TASK DESCRIPTION
Please output every line of the material as it stands, without the pictures.

INFORMATION SHOWN
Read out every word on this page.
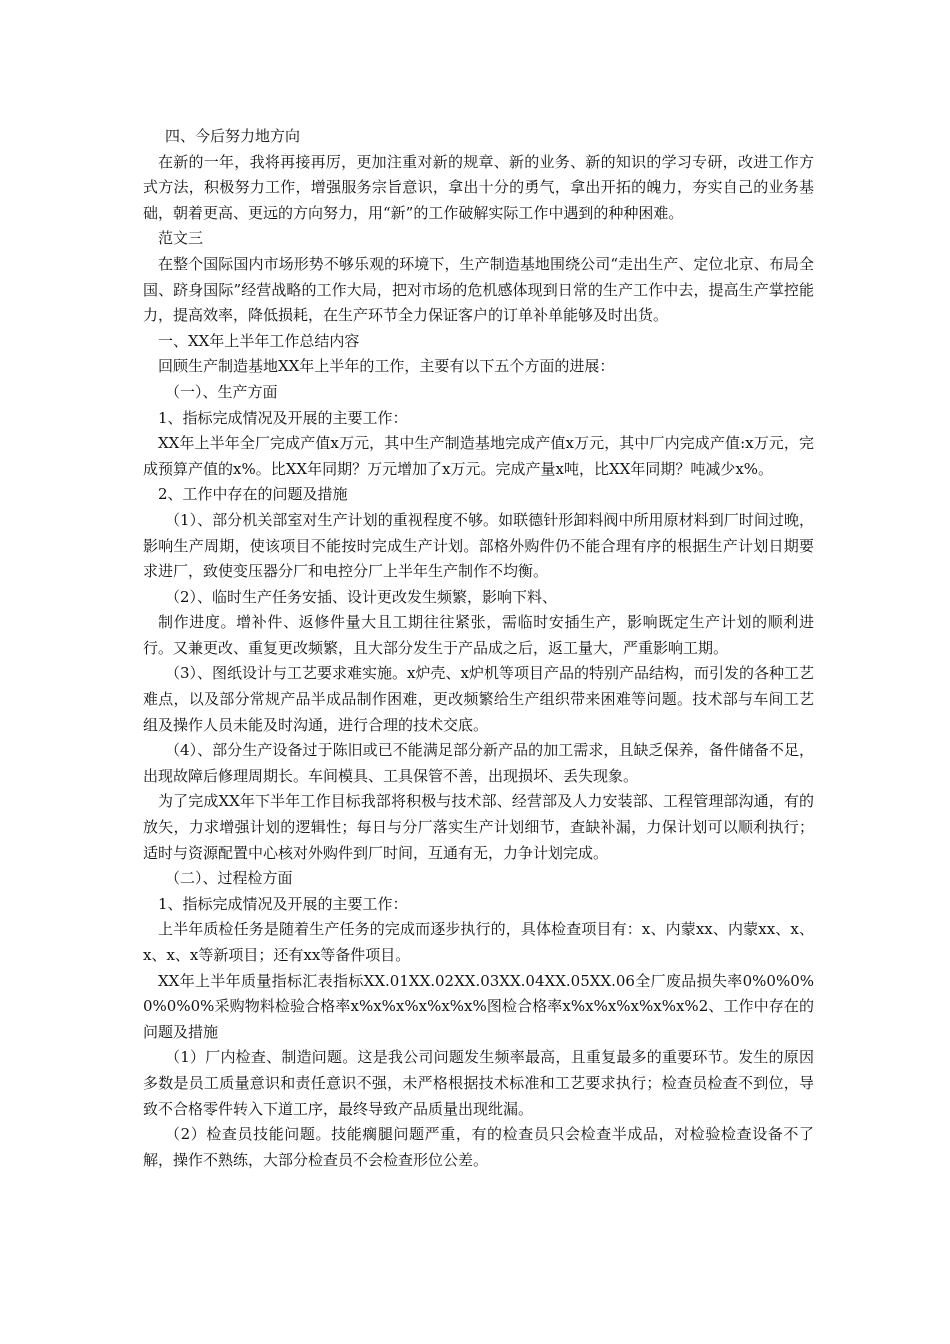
四、今后努力地方向

在新的一年，我将再接再厉，更加注重对新的规章、新的业务、新的知识的学习专研，改进工作方式方法，积极努力工作，增强服务宗旨意识，拿出十分的勇气，拿出开拓的魄力，夯实自己的业务基础，朝着更高、更远的方向努力，用“新”的工作破解实际工作中遇到的种种困难。

范文三

在整个国际国内市场形势不够乐观的环境下，生产制造基地围绕公司“走出生产、定位北京、布局全国、跻身国际”经营战略的工作大局，把对市场的危机感体现到日常的生产工作中去，提高生产掌控能力，提高效率，降低损耗，在生产环节全力保证客户的订单补单能够及时出货。

一、XX年上半年工作总结内容

回顾生产制造基地XX年上半年的工作，主要有以下五个方面的进展：

（一）、生产方面

1、指标完成情况及开展的主要工作：

XX年上半年全厂完成产值x万元，其中生产制造基地完成产值x万元，其中厂内完成产值:x万元，完成预算产值的x%。比XX年同期？万元增加了x万元。完成产量x吨，比XX年同期？吨减少x%。

2、工作中存在的问题及措施

（1）、部分机关部室对生产计划的重视程度不够。如联德针形卸料阀中所用原材料到厂时间过晚，影响生产周期，使该项目不能按时完成生产计划。部格外购件仍不能合理有序的根据生产计划日期要求进厂，致使变压器分厂和电控分厂上半年生产制作不均衡。

（2）、临时生产任务安插、设计更改发生频繁，影响下料、

制作进度。增补件、返修件量大且工期往往紧张，需临时安插生产，影响既定生产计划的顺利进行。又兼更改、重复更改频繁，且大部分发生于产品成之后，返工量大，严重影响工期。

（3）、图纸设计与工艺要求难实施。x炉壳、x炉机等项目产品的特别产品结构，而引发的各种工艺难点，以及部分常规产品半成品制作困难，更改频繁给生产组织带来困难等问题。技术部与车间工艺组及操作人员未能及时沟通，进行合理的技术交底。

（4）、部分生产设备过于陈旧或已不能满足部分新产品的加工需求，且缺乏保养，备件储备不足，出现故障后修理周期长。车间模具、工具保管不善，出现损坏、丢失现象。

为了完成XX年下半年工作目标我部将积极与技术部、经营部及人力安装部、工程管理部沟通，有的放矢，力求增强计划的逻辑性；每日与分厂落实生产计划细节，查缺补漏，力保计划可以顺利执行；适时与资源配置中心核对外购件到厂时间，互通有无，力争计划完成。

（二）、过程检方面

1、指标完成情况及开展的主要工作：

上半年质检任务是随着生产任务的完成而逐步执行的，具体检查项目有：x、内蒙xx、内蒙xx、x、x、x、x等新项目；还有xx等备件项目。

XX年上半年质量指标汇表指标XX.01XX.02XX.03XX.04XX.05XX.06全厂废品损失率0%0%0%0%0%0%采购物料检验合格率x%x%x%x%x%x%图检合格率x%x%x%x%x%x%2、工作中存在的问题及措施

（1）厂内检查、制造问题。这是我公司问题发生频率最高，且重复最多的重要环节。发生的原因多数是员工质量意识和责任意识不强，未严格根据技术标准和工艺要求执行；检查员检查不到位，导致不合格零件转入下道工序，最终导致产品质量出现纰漏。

（2）检查员技能问题。技能瘸腿问题严重，有的检查员只会检查半成品，对检验检查设备不了解，操作不熟练，大部分检查员不会检查形位公差。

RESPONSE
Read out every word on this page.
四、今后努力地方向

在新的一年，我将再接再厉，更加注重对新的规章、新的业务、新的知识的学习专研，改进工作方式方法，积极努力工作，增强服务宗旨意识，拿出十分的勇气，拿出开拓的魄力，夯实自己的业务基础，朝着更高、更远的方向努力，用“新”的工作破解实际工作中遇到的种种困难。

范文三

在整个国际国内市场形势不够乐观的环境下，生产制造基地围绕公司“走出生产、定位北京、布局全国、跻身国际”经营战略的工作大局，把对市场的危机感体现到日常的生产工作中去，提高生产掌控能力，提高效率，降低损耗，在生产环节全力保证客户的订单补单能够及时出货。

一、XX年上半年工作总结内容

回顾生产制造基地XX年上半年的工作，主要有以下五个方面的进展：

（一）、生产方面

1、指标完成情况及开展的主要工作：

XX年上半年全厂完成产值x万元，其中生产制造基地完成产值x万元，其中厂内完成产值:x万元，完成预算产值的x%。比XX年同期？万元增加了x万元。完成产量x吨，比XX年同期？吨减少x%。

2、工作中存在的问题及措施

（1）、部分机关部室对生产计划的重视程度不够。如联德针形卸料阀中所用原材料到厂时间过晚，影响生产周期，使该项目不能按时完成生产计划。部格外购件仍不能合理有序的根据生产计划日期要求进厂，致使变压器分厂和电控分厂上半年生产制作不均衡。

（2）、临时生产任务安插、设计更改发生频繁，影响下料、

制作进度。增补件、返修件量大且工期往往紧张，需临时安插生产，影响既定生产计划的顺利进行。又兼更改、重复更改频繁，且大部分发生于产品成之后，返工量大，严重影响工期。

（3）、图纸设计与工艺要求难实施。x炉壳、x炉机等项目产品的特别产品结构，而引发的各种工艺难点，以及部分常规产品半成品制作困难，更改频繁给生产组织带来困难等问题。技术部与车间工艺组及操作人员未能及时沟通，进行合理的技术交底。

（4）、部分生产设备过于陈旧或已不能满足部分新产品的加工需求，且缺乏保养，备件储备不足，出现故障后修理周期长。车间模具、工具保管不善，出现损坏、丢失现象。

为了完成XX年下半年工作目标我部将积极与技术部、经营部及人力安装部、工程管理部沟通，有的放矢，力求增强计划的逻辑性；每日与分厂落实生产计划细节，查缺补漏，力保计划可以顺利执行；适时与资源配置中心核对外购件到厂时间，互通有无，力争计划完成。

（二）、过程检方面

1、指标完成情况及开展的主要工作：

上半年质检任务是随着生产任务的完成而逐步执行的，具体检查项目有：x、内蒙xx、内蒙xx、x、x、x、x等新项目；还有xx等备件项目。

XX年上半年质量指标汇表指标XX.01XX.02XX.03XX.04XX.05XX.06全厂废品损失率0%0%0%0%0%0%采购物料检验合格率x%x%x%x%x%x%图检合格率x%x%x%x%x%x%2、工作中存在的问题及措施

（1）厂内检查、制造问题。这是我公司问题发生频率最高，且重复最多的重要环节。发生的原因多数是员工质量意识和责任意识不强，未严格根据技术标准和工艺要求执行；检查员检查不到位，导致不合格零件转入下道工序，最终导致产品质量出现纰漏。

（2）检查员技能问题。技能瘸腿问题严重，有的检查员只会检查半成品，对检验检查设备不了解，操作不熟练，大部分检查员不会检查形位公差。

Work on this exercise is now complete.